WORK TO BE COMPLETED: Every line of the records must be repeated exactly; pictures stay out.

Extracted data entries
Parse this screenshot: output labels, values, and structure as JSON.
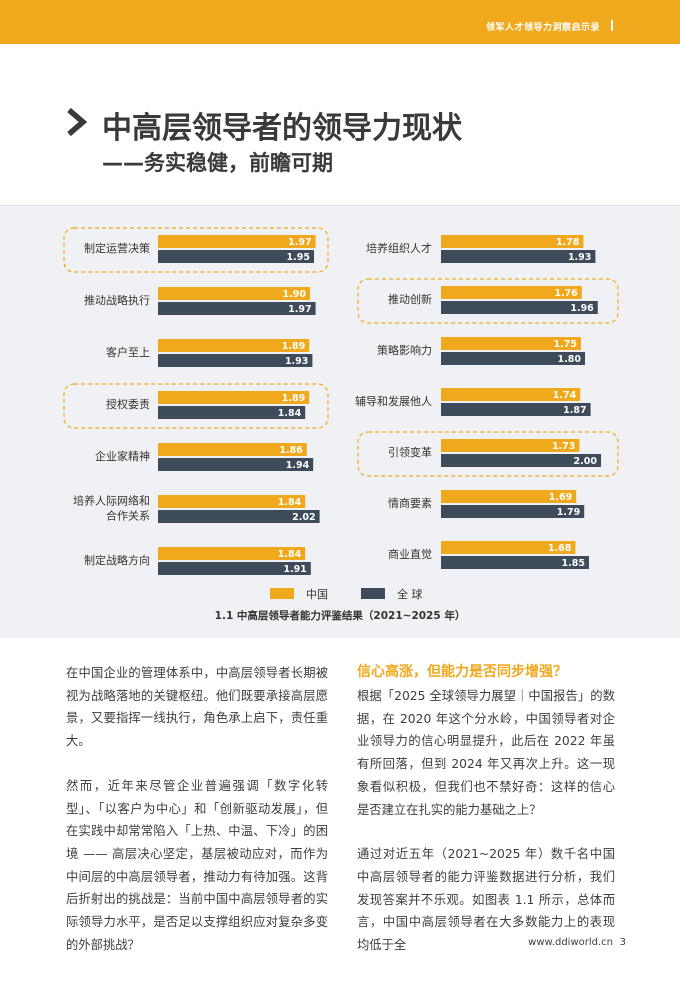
{
  "header": {
    "tagline": "领军人才领导力洞察启示录"
  },
  "title": "中高层领导者的领导力现状",
  "subtitle": "——务实稳健，前瞻可期",
  "colors": {
    "china": "#f0a81c",
    "global": "#3e4b5b",
    "highlight": "#f0a81c"
  },
  "chart_data": {
    "type": "bar",
    "orientation": "horizontal",
    "title": "1.1 中高层领导者能力评鉴结果（2021~2025 年）",
    "legend": [
      {
        "name": "中国",
        "color": "#f0a81c"
      },
      {
        "name": "全 球",
        "color": "#3e4b5b"
      }
    ],
    "xlim": [
      0,
      2.2
    ],
    "groups": [
      {
        "categories": [
          "制定运营决策",
          "推动战略执行",
          "客户至上",
          "授权委责",
          "企业家精神",
          "培养人际网络和\n合作关系",
          "制定战略方向"
        ],
        "series": [
          {
            "name": "中国",
            "values": [
              1.97,
              1.9,
              1.89,
              1.89,
              1.86,
              1.84,
              1.84
            ]
          },
          {
            "name": "全 球",
            "values": [
              1.95,
              1.97,
              1.93,
              1.84,
              1.94,
              2.02,
              1.91
            ]
          }
        ],
        "highlighted": [
          "制定运营决策",
          "授权委责"
        ]
      },
      {
        "categories": [
          "培养组织人才",
          "推动创新",
          "策略影响力",
          "辅导和发展他人",
          "引领变革",
          "情商要素",
          "商业直觉"
        ],
        "series": [
          {
            "name": "中国",
            "values": [
              1.78,
              1.76,
              1.75,
              1.74,
              1.73,
              1.69,
              1.68
            ]
          },
          {
            "name": "全 球",
            "values": [
              1.93,
              1.96,
              1.8,
              1.87,
              2.0,
              1.79,
              1.85
            ]
          }
        ],
        "highlighted": [
          "推动创新",
          "引领变革"
        ]
      }
    ]
  },
  "body": {
    "left": [
      "在中国企业的管理体系中，中高层领导者长期被视为战略落地的关键枢纽。他们既要承接高层愿景，又要指挥一线执行，角色承上启下，责任重大。",
      "然而，近年来尽管企业普遍强调「数字化转型」、「以客户为中心」和「创新驱动发展」，但在实践中却常常陷入「上热、中温、下冷」的困境 —— 高层决心坚定，基层被动应对，而作为中间层的中高层领导者，推动力有待加强。这背后折射出的挑战是：当前中国中高层领导者的实际领导力水平，是否足以支撑组织应对复杂多变的外部挑战？"
    ],
    "right_heading": "信心高涨，但能力是否同步增强？",
    "right": [
      "根据「2025 全球领导力展望｜中国报告」的数据，在 2020 年这个分水岭，中国领导者对企业领导力的信心明显提升，此后在 2022 年虽有所回落，但到 2024 年又再次上升。这一现象看似积极，但我们也不禁好奇：这样的信心是否建立在扎实的能力基础之上？",
      "通过对近五年（2021~2025 年）数千名中国中高层领导者的能力评鉴数据进行分析，我们发现答案并不乐观。如图表 1.1 所示，总体而言，中国中高层领导者在大多数能力上的表现均低于全"
    ]
  },
  "footer": {
    "url": "www.ddiworld.cn",
    "page": "3"
  }
}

THE COMPLETED TASK:
Parse this screenshot: output labels, values, and structure as JSON.
{
  "header": {
    "tagline": "领军人才领导力洞察启示录"
  },
  "title": "中高层领导者的领导力现状",
  "subtitle": "——务实稳健，前瞻可期",
  "colors": {
    "china": "#f0a81c",
    "global": "#3e4b5b",
    "highlight": "#f0a81c"
  },
  "chart_data": {
    "type": "bar",
    "orientation": "horizontal",
    "title": "1.1 中高层领导者能力评鉴结果（2021~2025 年）",
    "legend": [
      {
        "name": "中国",
        "color": "#f0a81c"
      },
      {
        "name": "全 球",
        "color": "#3e4b5b"
      }
    ],
    "xlim": [
      0,
      2.2
    ],
    "groups": [
      {
        "categories": [
          "制定运营决策",
          "推动战略执行",
          "客户至上",
          "授权委责",
          "企业家精神",
          "培养人际网络和\n合作关系",
          "制定战略方向"
        ],
        "series": [
          {
            "name": "中国",
            "values": [
              1.97,
              1.9,
              1.89,
              1.89,
              1.86,
              1.84,
              1.84
            ]
          },
          {
            "name": "全 球",
            "values": [
              1.95,
              1.97,
              1.93,
              1.84,
              1.94,
              2.02,
              1.91
            ]
          }
        ],
        "highlighted": [
          "制定运营决策",
          "授权委责"
        ]
      },
      {
        "categories": [
          "培养组织人才",
          "推动创新",
          "策略影响力",
          "辅导和发展他人",
          "引领变革",
          "情商要素",
          "商业直觉"
        ],
        "series": [
          {
            "name": "中国",
            "values": [
              1.78,
              1.76,
              1.75,
              1.74,
              1.73,
              1.69,
              1.68
            ]
          },
          {
            "name": "全 球",
            "values": [
              1.93,
              1.96,
              1.8,
              1.87,
              2.0,
              1.79,
              1.85
            ]
          }
        ],
        "highlighted": [
          "推动创新",
          "引领变革"
        ]
      }
    ]
  },
  "body": {
    "left": [
      "在中国企业的管理体系中，中高层领导者长期被视为战略落地的关键枢纽。他们既要承接高层愿景，又要指挥一线执行，角色承上启下，责任重大。",
      "然而，近年来尽管企业普遍强调「数字化转型」、「以客户为中心」和「创新驱动发展」，但在实践中却常常陷入「上热、中温、下冷」的困境 —— 高层决心坚定，基层被动应对，而作为中间层的中高层领导者，推动力有待加强。这背后折射出的挑战是：当前中国中高层领导者的实际领导力水平，是否足以支撑组织应对复杂多变的外部挑战？"
    ],
    "right_heading": "信心高涨，但能力是否同步增强？",
    "right": [
      "根据「2025 全球领导力展望｜中国报告」的数据，在 2020 年这个分水岭，中国领导者对企业领导力的信心明显提升，此后在 2022 年虽有所回落，但到 2024 年又再次上升。这一现象看似积极，但我们也不禁好奇：这样的信心是否建立在扎实的能力基础之上？",
      "通过对近五年（2021~2025 年）数千名中国中高层领导者的能力评鉴数据进行分析，我们发现答案并不乐观。如图表 1.1 所示，总体而言，中国中高层领导者在大多数能力上的表现均低于全"
    ]
  },
  "footer": {
    "url": "www.ddiworld.cn",
    "page": "3"
  }
}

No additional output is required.